Greeks are a historic minority group in Romania. At times, as during the Phanariote era, this presence has amounted to hegemony; at other times (including the present), the Greeks have simply been one among the many ethnic minorities in Romania.

==History==
===Ancient and medieval periods===
The Greek presence in what is now Romania dates back as far as the apoikiai (colonies) and emporia (trade stations) founded in and around Dobruja (see Colonies in antiquity and Pontic Greeks), beginning in the 7th century BC. Starting with the Milesian colony at Istros, the process reached its height after Tomis was founded in the 5th century BC. Although forever subject to the Dacian interference and easily disrupted by changes in the politics of neighbour tribal chieftains, the colonies prospered until being briefly submitted in various forms by King Burebista (late 1st century BC). Immediately after, and for the following centuries, they were stripped of their privileges by their new Roman masters, and followed the Empire into its crises.

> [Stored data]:
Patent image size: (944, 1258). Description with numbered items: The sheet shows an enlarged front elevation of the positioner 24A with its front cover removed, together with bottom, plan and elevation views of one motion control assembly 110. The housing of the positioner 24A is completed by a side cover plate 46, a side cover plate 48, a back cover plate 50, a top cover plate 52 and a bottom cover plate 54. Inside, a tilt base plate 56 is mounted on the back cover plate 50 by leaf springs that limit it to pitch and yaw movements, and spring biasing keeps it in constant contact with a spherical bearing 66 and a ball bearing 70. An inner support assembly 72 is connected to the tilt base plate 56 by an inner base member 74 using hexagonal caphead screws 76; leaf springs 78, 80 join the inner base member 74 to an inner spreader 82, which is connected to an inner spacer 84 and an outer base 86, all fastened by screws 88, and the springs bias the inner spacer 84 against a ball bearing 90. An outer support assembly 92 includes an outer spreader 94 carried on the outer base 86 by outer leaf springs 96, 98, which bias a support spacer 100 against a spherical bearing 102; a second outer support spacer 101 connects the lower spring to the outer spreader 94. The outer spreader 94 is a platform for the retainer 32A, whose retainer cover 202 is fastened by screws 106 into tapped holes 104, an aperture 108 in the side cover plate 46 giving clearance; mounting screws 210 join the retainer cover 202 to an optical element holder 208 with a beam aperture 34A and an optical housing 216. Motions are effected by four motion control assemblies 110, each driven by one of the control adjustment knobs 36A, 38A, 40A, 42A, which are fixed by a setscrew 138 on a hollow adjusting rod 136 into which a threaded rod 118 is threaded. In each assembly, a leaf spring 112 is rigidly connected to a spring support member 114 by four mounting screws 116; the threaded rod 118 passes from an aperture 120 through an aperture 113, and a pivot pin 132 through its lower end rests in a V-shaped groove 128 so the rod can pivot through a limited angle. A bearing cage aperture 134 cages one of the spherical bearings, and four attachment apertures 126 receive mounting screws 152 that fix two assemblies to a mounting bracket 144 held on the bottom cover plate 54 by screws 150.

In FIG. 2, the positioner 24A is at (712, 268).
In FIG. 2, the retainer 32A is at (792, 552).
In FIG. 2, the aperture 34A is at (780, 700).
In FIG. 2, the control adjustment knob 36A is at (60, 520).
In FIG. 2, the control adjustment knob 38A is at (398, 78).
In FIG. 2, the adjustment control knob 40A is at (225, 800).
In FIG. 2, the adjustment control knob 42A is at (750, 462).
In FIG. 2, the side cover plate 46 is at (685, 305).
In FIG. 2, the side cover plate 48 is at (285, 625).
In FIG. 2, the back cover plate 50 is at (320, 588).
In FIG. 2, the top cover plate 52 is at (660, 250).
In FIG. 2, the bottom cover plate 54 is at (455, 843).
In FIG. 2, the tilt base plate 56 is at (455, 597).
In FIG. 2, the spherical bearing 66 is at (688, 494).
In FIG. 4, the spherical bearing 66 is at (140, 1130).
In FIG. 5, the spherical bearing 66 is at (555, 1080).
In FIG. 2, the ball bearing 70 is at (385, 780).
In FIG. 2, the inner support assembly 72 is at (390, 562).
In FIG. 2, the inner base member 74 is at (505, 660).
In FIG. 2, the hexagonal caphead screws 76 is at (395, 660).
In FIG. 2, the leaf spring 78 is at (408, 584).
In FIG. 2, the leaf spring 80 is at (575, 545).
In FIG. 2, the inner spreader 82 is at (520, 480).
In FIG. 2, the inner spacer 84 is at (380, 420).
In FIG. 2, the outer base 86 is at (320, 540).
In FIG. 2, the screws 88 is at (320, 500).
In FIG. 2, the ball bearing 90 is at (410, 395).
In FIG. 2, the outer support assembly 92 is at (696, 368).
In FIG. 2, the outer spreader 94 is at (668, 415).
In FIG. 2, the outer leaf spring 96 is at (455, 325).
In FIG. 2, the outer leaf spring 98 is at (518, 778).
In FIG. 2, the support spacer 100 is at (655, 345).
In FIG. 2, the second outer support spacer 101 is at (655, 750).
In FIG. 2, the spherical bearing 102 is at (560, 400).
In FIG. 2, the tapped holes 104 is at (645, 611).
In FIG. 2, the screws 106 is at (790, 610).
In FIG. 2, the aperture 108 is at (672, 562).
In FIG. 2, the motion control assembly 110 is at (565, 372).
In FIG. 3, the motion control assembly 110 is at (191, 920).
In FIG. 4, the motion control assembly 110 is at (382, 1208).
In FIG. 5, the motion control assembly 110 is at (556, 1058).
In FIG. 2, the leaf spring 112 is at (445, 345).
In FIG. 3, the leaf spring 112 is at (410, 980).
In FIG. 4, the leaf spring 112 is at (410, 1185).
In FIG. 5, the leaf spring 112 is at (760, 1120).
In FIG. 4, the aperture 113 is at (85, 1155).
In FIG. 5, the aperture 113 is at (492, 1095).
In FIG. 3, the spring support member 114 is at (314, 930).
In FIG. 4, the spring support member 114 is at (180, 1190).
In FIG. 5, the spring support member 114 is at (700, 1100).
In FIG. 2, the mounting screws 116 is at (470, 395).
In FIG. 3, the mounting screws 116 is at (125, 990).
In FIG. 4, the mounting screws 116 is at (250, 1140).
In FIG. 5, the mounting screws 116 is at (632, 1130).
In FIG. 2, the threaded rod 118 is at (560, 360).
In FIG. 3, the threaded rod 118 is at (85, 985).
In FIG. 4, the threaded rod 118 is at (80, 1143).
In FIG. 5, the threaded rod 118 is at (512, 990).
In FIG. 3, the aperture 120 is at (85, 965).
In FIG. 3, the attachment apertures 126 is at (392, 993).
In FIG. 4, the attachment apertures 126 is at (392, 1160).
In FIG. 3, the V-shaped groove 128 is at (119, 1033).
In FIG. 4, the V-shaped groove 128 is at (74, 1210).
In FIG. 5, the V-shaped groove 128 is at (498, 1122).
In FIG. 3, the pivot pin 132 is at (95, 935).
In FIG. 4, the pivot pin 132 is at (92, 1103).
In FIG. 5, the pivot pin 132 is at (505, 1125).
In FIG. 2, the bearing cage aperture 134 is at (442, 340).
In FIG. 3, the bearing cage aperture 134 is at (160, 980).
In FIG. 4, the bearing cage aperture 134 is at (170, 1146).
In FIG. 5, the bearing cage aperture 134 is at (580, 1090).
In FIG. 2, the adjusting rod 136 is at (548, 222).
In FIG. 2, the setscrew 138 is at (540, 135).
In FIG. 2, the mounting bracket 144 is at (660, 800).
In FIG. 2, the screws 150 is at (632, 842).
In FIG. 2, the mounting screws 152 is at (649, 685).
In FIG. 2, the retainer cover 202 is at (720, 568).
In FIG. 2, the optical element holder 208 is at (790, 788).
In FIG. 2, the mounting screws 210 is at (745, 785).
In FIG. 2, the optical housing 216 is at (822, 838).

> [Task instructions]:
Answer these questions using the text on Greeks in Romania:
1. During which era has the Greek presence in Romania amounted to hegemony?
2. With which colony did the founding of Greek colonies in the area begin?
3. In what century was Tomis founded?
None of the stored items are needed to complete this work.

> [Exercise response]:
1. The Phanariote era
2. The Milesian colony at Istros
3. The 5th century BC